TASK DIRECTIONS –
Each record below should appear again exactly as written.
## START
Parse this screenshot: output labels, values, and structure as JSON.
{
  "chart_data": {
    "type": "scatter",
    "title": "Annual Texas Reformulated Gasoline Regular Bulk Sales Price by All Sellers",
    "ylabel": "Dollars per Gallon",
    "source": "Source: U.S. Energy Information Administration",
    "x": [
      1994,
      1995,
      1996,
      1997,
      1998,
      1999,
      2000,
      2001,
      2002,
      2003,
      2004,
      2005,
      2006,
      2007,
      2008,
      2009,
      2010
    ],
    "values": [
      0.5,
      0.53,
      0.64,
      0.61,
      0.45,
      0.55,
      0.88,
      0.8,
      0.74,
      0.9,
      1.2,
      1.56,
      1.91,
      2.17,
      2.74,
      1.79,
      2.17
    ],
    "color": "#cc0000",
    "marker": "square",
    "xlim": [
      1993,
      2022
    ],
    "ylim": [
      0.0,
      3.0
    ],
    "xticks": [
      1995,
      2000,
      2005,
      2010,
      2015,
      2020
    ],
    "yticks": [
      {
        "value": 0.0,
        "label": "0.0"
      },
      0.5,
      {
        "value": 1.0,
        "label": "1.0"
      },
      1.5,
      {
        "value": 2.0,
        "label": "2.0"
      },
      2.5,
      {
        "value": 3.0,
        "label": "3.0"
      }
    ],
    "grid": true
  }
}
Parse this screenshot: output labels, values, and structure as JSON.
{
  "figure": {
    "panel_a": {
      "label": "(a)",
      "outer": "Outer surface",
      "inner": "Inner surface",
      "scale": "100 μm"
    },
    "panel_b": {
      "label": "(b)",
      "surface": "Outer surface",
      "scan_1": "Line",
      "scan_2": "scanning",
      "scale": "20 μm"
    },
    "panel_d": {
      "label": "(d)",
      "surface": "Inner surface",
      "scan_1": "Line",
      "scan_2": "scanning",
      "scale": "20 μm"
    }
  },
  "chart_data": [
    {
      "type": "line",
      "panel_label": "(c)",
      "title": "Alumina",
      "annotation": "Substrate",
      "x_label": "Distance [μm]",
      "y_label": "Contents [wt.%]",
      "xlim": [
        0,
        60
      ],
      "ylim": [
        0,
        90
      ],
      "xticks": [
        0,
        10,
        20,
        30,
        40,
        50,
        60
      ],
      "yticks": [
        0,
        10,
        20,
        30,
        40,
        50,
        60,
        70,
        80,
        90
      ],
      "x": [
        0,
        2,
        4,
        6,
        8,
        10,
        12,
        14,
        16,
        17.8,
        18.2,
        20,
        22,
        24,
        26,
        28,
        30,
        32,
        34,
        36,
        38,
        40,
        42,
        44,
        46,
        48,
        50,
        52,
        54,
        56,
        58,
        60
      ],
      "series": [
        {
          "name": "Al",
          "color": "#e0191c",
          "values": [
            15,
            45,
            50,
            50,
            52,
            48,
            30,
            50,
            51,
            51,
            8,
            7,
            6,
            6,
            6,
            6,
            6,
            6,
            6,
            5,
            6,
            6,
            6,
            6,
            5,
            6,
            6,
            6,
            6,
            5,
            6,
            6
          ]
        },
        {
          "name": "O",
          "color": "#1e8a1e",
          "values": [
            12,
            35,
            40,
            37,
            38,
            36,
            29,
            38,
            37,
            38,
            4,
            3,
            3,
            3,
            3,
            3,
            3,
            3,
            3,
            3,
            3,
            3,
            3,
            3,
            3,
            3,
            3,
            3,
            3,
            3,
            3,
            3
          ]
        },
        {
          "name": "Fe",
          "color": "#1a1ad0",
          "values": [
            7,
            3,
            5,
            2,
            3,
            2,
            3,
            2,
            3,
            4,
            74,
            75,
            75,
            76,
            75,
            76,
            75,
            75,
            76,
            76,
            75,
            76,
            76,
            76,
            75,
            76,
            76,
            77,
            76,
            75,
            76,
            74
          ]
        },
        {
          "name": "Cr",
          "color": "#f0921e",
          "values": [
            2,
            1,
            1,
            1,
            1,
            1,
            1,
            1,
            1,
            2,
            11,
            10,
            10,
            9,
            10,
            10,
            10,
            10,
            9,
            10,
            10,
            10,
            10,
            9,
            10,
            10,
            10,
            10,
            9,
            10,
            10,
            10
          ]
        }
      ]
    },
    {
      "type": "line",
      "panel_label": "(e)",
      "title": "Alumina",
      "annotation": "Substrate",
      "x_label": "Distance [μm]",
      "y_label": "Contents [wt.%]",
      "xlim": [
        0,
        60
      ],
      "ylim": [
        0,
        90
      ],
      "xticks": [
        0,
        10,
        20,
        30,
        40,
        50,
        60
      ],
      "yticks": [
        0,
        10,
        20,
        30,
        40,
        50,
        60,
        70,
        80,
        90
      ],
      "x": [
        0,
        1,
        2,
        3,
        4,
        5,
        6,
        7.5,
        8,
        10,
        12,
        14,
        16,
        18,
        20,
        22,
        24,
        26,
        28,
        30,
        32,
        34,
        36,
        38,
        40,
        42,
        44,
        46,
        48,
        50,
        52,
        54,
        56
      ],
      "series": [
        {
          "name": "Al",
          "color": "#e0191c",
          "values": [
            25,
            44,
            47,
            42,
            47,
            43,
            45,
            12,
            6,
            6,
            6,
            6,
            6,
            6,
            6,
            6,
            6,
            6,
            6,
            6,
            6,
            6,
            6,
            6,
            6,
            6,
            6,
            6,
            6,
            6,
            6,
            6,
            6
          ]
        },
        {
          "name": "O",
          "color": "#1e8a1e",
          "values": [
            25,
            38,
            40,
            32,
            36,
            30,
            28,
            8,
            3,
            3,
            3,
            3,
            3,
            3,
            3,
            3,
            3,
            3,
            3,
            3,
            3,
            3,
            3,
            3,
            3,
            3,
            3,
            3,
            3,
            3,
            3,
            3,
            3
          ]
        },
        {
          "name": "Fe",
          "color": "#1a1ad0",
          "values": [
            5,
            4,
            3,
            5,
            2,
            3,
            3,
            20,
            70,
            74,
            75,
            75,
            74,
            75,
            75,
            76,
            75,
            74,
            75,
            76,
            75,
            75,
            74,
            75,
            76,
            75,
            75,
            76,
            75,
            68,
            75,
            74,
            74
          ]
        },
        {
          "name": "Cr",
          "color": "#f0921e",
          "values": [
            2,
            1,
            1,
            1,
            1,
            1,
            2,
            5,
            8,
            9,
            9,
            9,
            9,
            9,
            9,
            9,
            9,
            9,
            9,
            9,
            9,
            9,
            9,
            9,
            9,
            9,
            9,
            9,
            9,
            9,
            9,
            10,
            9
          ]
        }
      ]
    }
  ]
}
## END
EXERCISE OUTPUT –
Parse this screenshot: output labels, values, and structure as JSON.
{
  "chart_data": {
    "type": "scatter",
    "title": "Annual Texas Reformulated Gasoline Regular Bulk Sales Price by All Sellers",
    "ylabel": "Dollars per Gallon",
    "source": "Source: U.S. Energy Information Administration",
    "x": [
      1994,
      1995,
      1996,
      1997,
      1998,
      1999,
      2000,
      2001,
      2002,
      2003,
      2004,
      2005,
      2006,
      2007,
      2008,
      2009,
      2010
    ],
    "values": [
      0.5,
      0.53,
      0.64,
      0.61,
      0.45,
      0.55,
      0.88,
      0.8,
      0.74,
      0.9,
      1.2,
      1.56,
      1.91,
      2.17,
      2.74,
      1.79,
      2.17
    ],
    "color": "#cc0000",
    "marker": "square",
    "xlim": [
      1993,
      2022
    ],
    "ylim": [
      0.0,
      3.0
    ],
    "xticks": [
      1995,
      2000,
      2005,
      2010,
      2015,
      2020
    ],
    "yticks": [
      {
        "value": 0.0,
        "label": "0.0"
      },
      0.5,
      {
        "value": 1.0,
        "label": "1.0"
      },
      1.5,
      {
        "value": 2.0,
        "label": "2.0"
      },
      2.5,
      {
        "value": 3.0,
        "label": "3.0"
      }
    ],
    "grid": true
  }
}
Parse this screenshot: output labels, values, and structure as JSON.
{
  "figure": {
    "panel_a": {
      "label": "(a)",
      "outer": "Outer surface",
      "inner": "Inner surface",
      "scale": "100 μm"
    },
    "panel_b": {
      "label": "(b)",
      "surface": "Outer surface",
      "scan_1": "Line",
      "scan_2": "scanning",
      "scale": "20 μm"
    },
    "panel_d": {
      "label": "(d)",
      "surface": "Inner surface",
      "scan_1": "Line",
      "scan_2": "scanning",
      "scale": "20 μm"
    }
  },
  "chart_data": [
    {
      "type": "line",
      "panel_label": "(c)",
      "title": "Alumina",
      "annotation": "Substrate",
      "x_label": "Distance [μm]",
      "y_label": "Contents [wt.%]",
      "xlim": [
        0,
        60
      ],
      "ylim": [
        0,
        90
      ],
      "xticks": [
        0,
        10,
        20,
        30,
        40,
        50,
        60
      ],
      "yticks": [
        0,
        10,
        20,
        30,
        40,
        50,
        60,
        70,
        80,
        90
      ],
      "x": [
        0,
        2,
        4,
        6,
        8,
        10,
        12,
        14,
        16,
        17.8,
        18.2,
        20,
        22,
        24,
        26,
        28,
        30,
        32,
        34,
        36,
        38,
        40,
        42,
        44,
        46,
        48,
        50,
        52,
        54,
        56,
        58,
        60
      ],
      "series": [
        {
          "name": "Al",
          "color": "#e0191c",
          "values": [
            15,
            45,
            50,
            50,
            52,
            48,
            30,
            50,
            51,
            51,
            8,
            7,
            6,
            6,
            6,
            6,
            6,
            6,
            6,
            5,
            6,
            6,
            6,
            6,
            5,
            6,
            6,
            6,
            6,
            5,
            6,
            6
          ]
        },
        {
          "name": "O",
          "color": "#1e8a1e",
          "values": [
            12,
            35,
            40,
            37,
            38,
            36,
            29,
            38,
            37,
            38,
            4,
            3,
            3,
            3,
            3,
            3,
            3,
            3,
            3,
            3,
            3,
            3,
            3,
            3,
            3,
            3,
            3,
            3,
            3,
            3,
            3,
            3
          ]
        },
        {
          "name": "Fe",
          "color": "#1a1ad0",
          "values": [
            7,
            3,
            5,
            2,
            3,
            2,
            3,
            2,
            3,
            4,
            74,
            75,
            75,
            76,
            75,
            76,
            75,
            75,
            76,
            76,
            75,
            76,
            76,
            76,
            75,
            76,
            76,
            77,
            76,
            75,
            76,
            74
          ]
        },
        {
          "name": "Cr",
          "color": "#f0921e",
          "values": [
            2,
            1,
            1,
            1,
            1,
            1,
            1,
            1,
            1,
            2,
            11,
            10,
            10,
            9,
            10,
            10,
            10,
            10,
            9,
            10,
            10,
            10,
            10,
            9,
            10,
            10,
            10,
            10,
            9,
            10,
            10,
            10
          ]
        }
      ]
    },
    {
      "type": "line",
      "panel_label": "(e)",
      "title": "Alumina",
      "annotation": "Substrate",
      "x_label": "Distance [μm]",
      "y_label": "Contents [wt.%]",
      "xlim": [
        0,
        60
      ],
      "ylim": [
        0,
        90
      ],
      "xticks": [
        0,
        10,
        20,
        30,
        40,
        50,
        60
      ],
      "yticks": [
        0,
        10,
        20,
        30,
        40,
        50,
        60,
        70,
        80,
        90
      ],
      "x": [
        0,
        1,
        2,
        3,
        4,
        5,
        6,
        7.5,
        8,
        10,
        12,
        14,
        16,
        18,
        20,
        22,
        24,
        26,
        28,
        30,
        32,
        34,
        36,
        38,
        40,
        42,
        44,
        46,
        48,
        50,
        52,
        54,
        56
      ],
      "series": [
        {
          "name": "Al",
          "color": "#e0191c",
          "values": [
            25,
            44,
            47,
            42,
            47,
            43,
            45,
            12,
            6,
            6,
            6,
            6,
            6,
            6,
            6,
            6,
            6,
            6,
            6,
            6,
            6,
            6,
            6,
            6,
            6,
            6,
            6,
            6,
            6,
            6,
            6,
            6,
            6
          ]
        },
        {
          "name": "O",
          "color": "#1e8a1e",
          "values": [
            25,
            38,
            40,
            32,
            36,
            30,
            28,
            8,
            3,
            3,
            3,
            3,
            3,
            3,
            3,
            3,
            3,
            3,
            3,
            3,
            3,
            3,
            3,
            3,
            3,
            3,
            3,
            3,
            3,
            3,
            3,
            3,
            3
          ]
        },
        {
          "name": "Fe",
          "color": "#1a1ad0",
          "values": [
            5,
            4,
            3,
            5,
            2,
            3,
            3,
            20,
            70,
            74,
            75,
            75,
            74,
            75,
            75,
            76,
            75,
            74,
            75,
            76,
            75,
            75,
            74,
            75,
            76,
            75,
            75,
            76,
            75,
            68,
            75,
            74,
            74
          ]
        },
        {
          "name": "Cr",
          "color": "#f0921e",
          "values": [
            2,
            1,
            1,
            1,
            1,
            1,
            2,
            5,
            8,
            9,
            9,
            9,
            9,
            9,
            9,
            9,
            9,
            9,
            9,
            9,
            9,
            9,
            9,
            9,
            9,
            9,
            9,
            9,
            9,
            9,
            9,
            10,
            9
          ]
        }
      ]
    }
  ]
}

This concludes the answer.